**PROBLEM STATEMENT**
Note how many lines hold the string "ὕστερα" and give that number without any other words.

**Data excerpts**
########

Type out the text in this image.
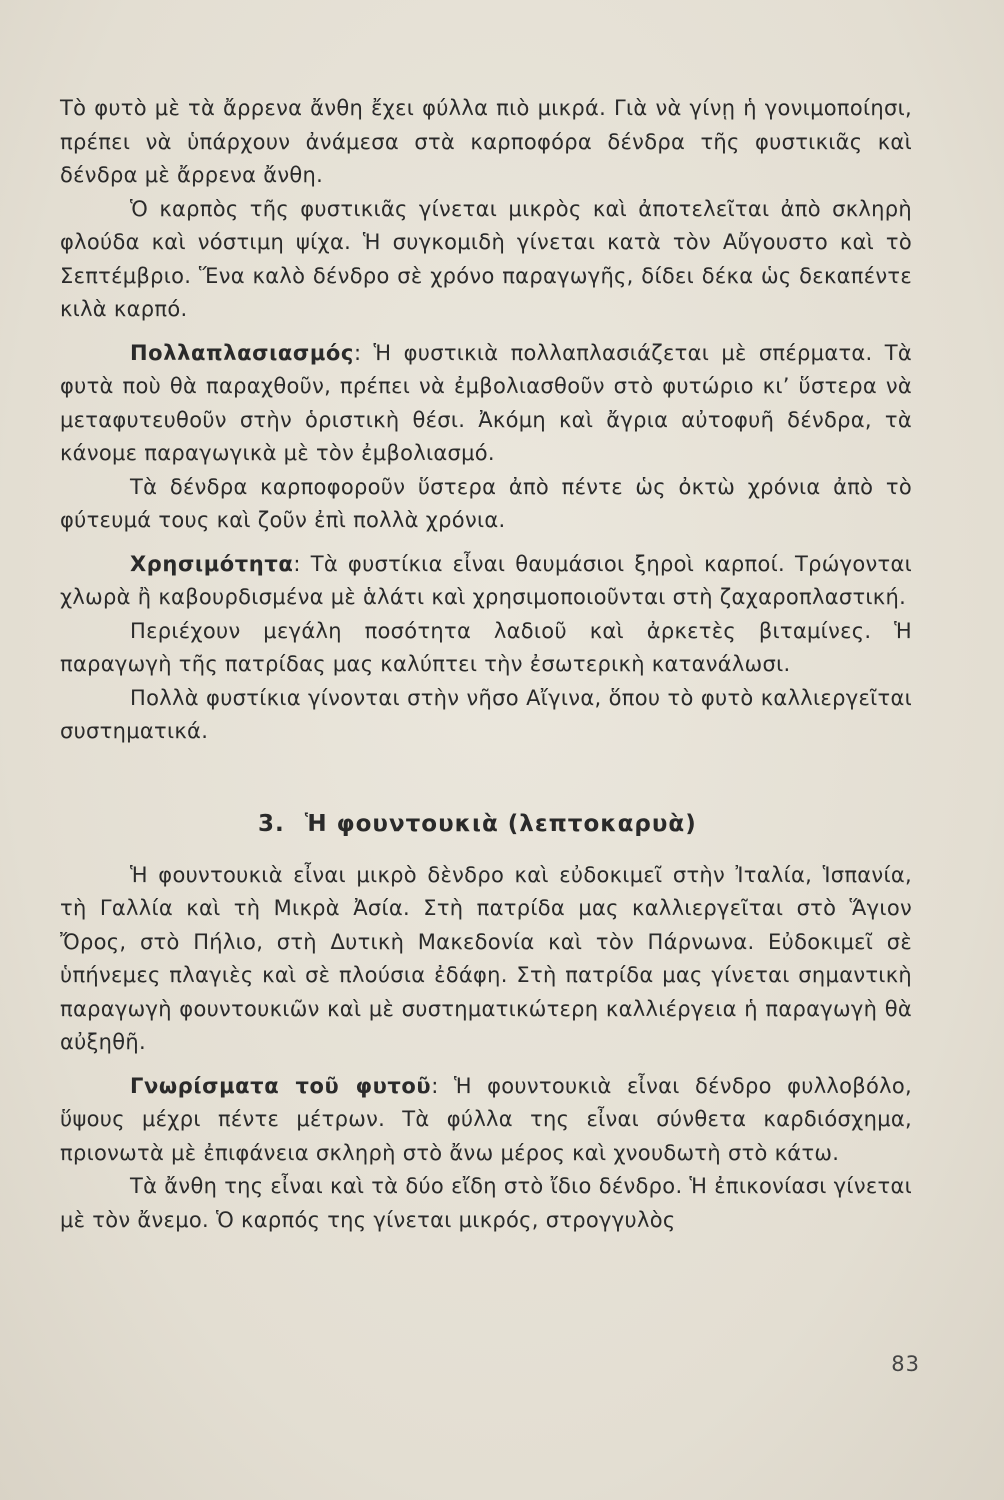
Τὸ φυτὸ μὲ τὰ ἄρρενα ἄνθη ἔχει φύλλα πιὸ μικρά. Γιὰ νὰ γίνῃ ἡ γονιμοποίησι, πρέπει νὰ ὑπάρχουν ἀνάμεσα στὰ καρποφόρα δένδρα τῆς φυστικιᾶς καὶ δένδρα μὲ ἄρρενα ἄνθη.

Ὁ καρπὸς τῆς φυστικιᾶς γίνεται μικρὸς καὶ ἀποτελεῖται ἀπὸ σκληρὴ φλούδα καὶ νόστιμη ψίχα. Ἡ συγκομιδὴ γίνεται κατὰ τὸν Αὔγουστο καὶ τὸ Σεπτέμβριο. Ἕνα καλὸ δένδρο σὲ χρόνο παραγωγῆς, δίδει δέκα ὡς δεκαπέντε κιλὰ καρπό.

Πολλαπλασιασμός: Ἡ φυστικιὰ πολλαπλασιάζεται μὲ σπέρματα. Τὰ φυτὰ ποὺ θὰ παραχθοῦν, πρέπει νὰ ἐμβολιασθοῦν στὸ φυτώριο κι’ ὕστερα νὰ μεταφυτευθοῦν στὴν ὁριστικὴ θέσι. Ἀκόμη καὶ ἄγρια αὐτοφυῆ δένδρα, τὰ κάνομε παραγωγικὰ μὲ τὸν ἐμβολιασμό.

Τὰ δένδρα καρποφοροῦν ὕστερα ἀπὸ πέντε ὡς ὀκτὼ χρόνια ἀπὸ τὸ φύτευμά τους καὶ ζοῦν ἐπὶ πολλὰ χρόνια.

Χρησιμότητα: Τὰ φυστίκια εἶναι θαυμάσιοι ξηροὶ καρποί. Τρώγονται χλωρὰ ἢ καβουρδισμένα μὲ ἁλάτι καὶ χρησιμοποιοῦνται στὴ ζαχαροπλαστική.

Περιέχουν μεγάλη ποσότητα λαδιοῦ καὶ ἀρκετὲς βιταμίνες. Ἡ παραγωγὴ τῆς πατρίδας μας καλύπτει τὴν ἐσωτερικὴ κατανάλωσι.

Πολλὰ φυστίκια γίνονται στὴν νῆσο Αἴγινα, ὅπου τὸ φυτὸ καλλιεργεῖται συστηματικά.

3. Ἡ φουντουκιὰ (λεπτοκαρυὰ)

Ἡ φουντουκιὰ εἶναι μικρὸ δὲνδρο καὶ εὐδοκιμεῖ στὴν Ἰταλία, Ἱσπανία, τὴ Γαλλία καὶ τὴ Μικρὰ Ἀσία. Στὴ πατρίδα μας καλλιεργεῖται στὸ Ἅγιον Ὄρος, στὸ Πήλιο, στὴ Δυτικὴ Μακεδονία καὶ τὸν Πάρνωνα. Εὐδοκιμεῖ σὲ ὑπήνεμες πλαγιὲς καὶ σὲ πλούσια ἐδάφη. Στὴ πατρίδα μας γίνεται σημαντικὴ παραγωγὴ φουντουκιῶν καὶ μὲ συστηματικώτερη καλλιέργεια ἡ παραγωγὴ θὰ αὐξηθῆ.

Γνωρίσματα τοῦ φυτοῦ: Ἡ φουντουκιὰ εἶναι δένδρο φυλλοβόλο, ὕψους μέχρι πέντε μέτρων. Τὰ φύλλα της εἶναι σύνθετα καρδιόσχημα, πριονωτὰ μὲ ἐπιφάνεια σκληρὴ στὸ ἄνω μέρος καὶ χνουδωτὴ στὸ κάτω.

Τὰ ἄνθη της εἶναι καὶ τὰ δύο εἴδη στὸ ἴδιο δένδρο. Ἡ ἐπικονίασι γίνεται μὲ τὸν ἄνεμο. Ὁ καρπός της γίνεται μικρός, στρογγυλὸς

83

########

**ANSWER TO THIS TASK**
2